Extract the full set of records that follows, word for word.
—————
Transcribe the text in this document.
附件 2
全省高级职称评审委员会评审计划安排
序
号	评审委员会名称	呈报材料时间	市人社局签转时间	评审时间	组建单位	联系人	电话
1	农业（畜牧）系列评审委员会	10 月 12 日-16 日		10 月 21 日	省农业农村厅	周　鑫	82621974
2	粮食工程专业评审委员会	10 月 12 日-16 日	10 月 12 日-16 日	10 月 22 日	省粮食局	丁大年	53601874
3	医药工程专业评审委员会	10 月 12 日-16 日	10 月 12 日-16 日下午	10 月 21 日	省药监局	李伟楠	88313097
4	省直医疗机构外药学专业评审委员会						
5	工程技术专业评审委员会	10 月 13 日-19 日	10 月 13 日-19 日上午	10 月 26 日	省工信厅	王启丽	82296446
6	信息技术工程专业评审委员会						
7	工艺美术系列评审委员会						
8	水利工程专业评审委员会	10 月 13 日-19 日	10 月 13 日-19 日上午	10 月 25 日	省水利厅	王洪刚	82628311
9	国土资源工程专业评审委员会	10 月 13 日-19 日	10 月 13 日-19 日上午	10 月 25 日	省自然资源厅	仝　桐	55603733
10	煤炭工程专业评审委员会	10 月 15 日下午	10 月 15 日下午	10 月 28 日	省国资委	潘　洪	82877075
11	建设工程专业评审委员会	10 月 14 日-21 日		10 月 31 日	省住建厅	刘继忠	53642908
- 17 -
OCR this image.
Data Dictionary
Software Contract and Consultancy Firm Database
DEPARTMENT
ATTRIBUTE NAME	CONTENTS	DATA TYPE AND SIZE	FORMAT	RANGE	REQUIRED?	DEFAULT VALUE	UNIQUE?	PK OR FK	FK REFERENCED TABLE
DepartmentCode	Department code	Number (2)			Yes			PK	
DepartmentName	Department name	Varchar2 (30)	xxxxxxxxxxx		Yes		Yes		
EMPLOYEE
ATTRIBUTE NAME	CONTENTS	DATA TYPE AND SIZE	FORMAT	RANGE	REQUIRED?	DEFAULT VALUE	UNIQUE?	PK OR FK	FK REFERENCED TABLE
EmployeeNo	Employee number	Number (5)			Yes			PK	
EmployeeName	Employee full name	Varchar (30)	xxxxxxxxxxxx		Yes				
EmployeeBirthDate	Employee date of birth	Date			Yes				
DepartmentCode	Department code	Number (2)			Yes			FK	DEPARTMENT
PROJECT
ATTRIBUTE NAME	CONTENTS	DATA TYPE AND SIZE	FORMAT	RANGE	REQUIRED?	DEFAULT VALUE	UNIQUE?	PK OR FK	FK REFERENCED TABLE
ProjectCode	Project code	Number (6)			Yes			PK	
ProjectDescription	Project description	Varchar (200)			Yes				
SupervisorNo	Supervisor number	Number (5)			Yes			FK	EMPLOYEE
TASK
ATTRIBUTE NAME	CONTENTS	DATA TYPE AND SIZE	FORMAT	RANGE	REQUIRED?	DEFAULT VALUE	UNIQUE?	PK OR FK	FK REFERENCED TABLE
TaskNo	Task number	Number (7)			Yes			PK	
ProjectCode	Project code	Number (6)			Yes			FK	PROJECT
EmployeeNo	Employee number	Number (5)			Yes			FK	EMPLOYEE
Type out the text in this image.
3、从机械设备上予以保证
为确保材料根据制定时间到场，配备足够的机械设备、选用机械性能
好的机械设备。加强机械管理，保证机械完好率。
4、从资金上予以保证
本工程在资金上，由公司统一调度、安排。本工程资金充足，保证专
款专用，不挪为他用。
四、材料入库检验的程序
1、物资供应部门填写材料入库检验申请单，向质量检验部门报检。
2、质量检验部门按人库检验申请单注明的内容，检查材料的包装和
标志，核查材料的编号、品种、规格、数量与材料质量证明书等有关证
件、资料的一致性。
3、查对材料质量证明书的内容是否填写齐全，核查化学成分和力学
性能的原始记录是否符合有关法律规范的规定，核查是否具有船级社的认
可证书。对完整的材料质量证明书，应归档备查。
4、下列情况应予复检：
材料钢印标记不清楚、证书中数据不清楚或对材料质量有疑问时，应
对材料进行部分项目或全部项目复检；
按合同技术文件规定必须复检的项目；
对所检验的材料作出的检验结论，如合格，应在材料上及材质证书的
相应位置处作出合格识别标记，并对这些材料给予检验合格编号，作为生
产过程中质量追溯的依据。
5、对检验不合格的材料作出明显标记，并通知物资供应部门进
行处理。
—————
WRITTEN ANSWER:
Transcribe the text in this document.
附件 2
全省高级职称评审委员会评审计划安排
序
号	评审委员会名称	呈报材料时间	市人社局签转时间	评审时间	组建单位	联系人	电话
1	农业（畜牧）系列评审委员会	10 月 12 日-16 日		10 月 21 日	省农业农村厅	周　鑫	82621974
2	粮食工程专业评审委员会	10 月 12 日-16 日	10 月 12 日-16 日	10 月 22 日	省粮食局	丁大年	53601874
3	医药工程专业评审委员会	10 月 12 日-16 日	10 月 12 日-16 日下午	10 月 21 日	省药监局	李伟楠	88313097
4	省直医疗机构外药学专业评审委员会						
5	工程技术专业评审委员会	10 月 13 日-19 日	10 月 13 日-19 日上午	10 月 26 日	省工信厅	王启丽	82296446
6	信息技术工程专业评审委员会						
7	工艺美术系列评审委员会						
8	水利工程专业评审委员会	10 月 13 日-19 日	10 月 13 日-19 日上午	10 月 25 日	省水利厅	王洪刚	82628311
9	国土资源工程专业评审委员会	10 月 13 日-19 日	10 月 13 日-19 日上午	10 月 25 日	省自然资源厅	仝　桐	55603733
10	煤炭工程专业评审委员会	10 月 15 日下午	10 月 15 日下午	10 月 28 日	省国资委	潘　洪	82877075
11	建设工程专业评审委员会	10 月 14 日-21 日		10 月 31 日	省住建厅	刘继忠	53642908
- 17 -
OCR this image.
Data Dictionary
Software Contract and Consultancy Firm Database
DEPARTMENT
ATTRIBUTE NAME	CONTENTS	DATA TYPE AND SIZE	FORMAT	RANGE	REQUIRED?	DEFAULT VALUE	UNIQUE?	PK OR FK	FK REFERENCED TABLE
DepartmentCode	Department code	Number (2)			Yes			PK	
DepartmentName	Department name	Varchar2 (30)	xxxxxxxxxxx		Yes		Yes		
EMPLOYEE
ATTRIBUTE NAME	CONTENTS	DATA TYPE AND SIZE	FORMAT	RANGE	REQUIRED?	DEFAULT VALUE	UNIQUE?	PK OR FK	FK REFERENCED TABLE
EmployeeNo	Employee number	Number (5)			Yes			PK	
EmployeeName	Employee full name	Varchar (30)	xxxxxxxxxxxx		Yes				
EmployeeBirthDate	Employee date of birth	Date			Yes				
DepartmentCode	Department code	Number (2)			Yes			FK	DEPARTMENT
PROJECT
ATTRIBUTE NAME	CONTENTS	DATA TYPE AND SIZE	FORMAT	RANGE	REQUIRED?	DEFAULT VALUE	UNIQUE?	PK OR FK	FK REFERENCED TABLE
ProjectCode	Project code	Number (6)			Yes			PK	
ProjectDescription	Project description	Varchar (200)			Yes				
SupervisorNo	Supervisor number	Number (5)			Yes			FK	EMPLOYEE
TASK
ATTRIBUTE NAME	CONTENTS	DATA TYPE AND SIZE	FORMAT	RANGE	REQUIRED?	DEFAULT VALUE	UNIQUE?	PK OR FK	FK REFERENCED TABLE
TaskNo	Task number	Number (7)			Yes			PK	
ProjectCode	Project code	Number (6)			Yes			FK	PROJECT
EmployeeNo	Employee number	Number (5)			Yes			FK	EMPLOYEE
Type out the text in this image.
3、从机械设备上予以保证
为确保材料根据制定时间到场，配备足够的机械设备、选用机械性能
好的机械设备。加强机械管理，保证机械完好率。
4、从资金上予以保证
本工程在资金上，由公司统一调度、安排。本工程资金充足，保证专
款专用，不挪为他用。
四、材料入库检验的程序
1、物资供应部门填写材料入库检验申请单，向质量检验部门报检。
2、质量检验部门按人库检验申请单注明的内容，检查材料的包装和
标志，核查材料的编号、品种、规格、数量与材料质量证明书等有关证
件、资料的一致性。
3、查对材料质量证明书的内容是否填写齐全，核查化学成分和力学
性能的原始记录是否符合有关法律规范的规定，核查是否具有船级社的认
可证书。对完整的材料质量证明书，应归档备查。
4、下列情况应予复检：
材料钢印标记不清楚、证书中数据不清楚或对材料质量有疑问时，应
对材料进行部分项目或全部项目复检；
按合同技术文件规定必须复检的项目；
对所检验的材料作出的检验结论，如合格，应在材料上及材质证书的
相应位置处作出合格识别标记，并对这些材料给予检验合格编号，作为生
产过程中质量追溯的依据。
5、对检验不合格的材料作出明显标记，并通知物资供应部门进
行处理。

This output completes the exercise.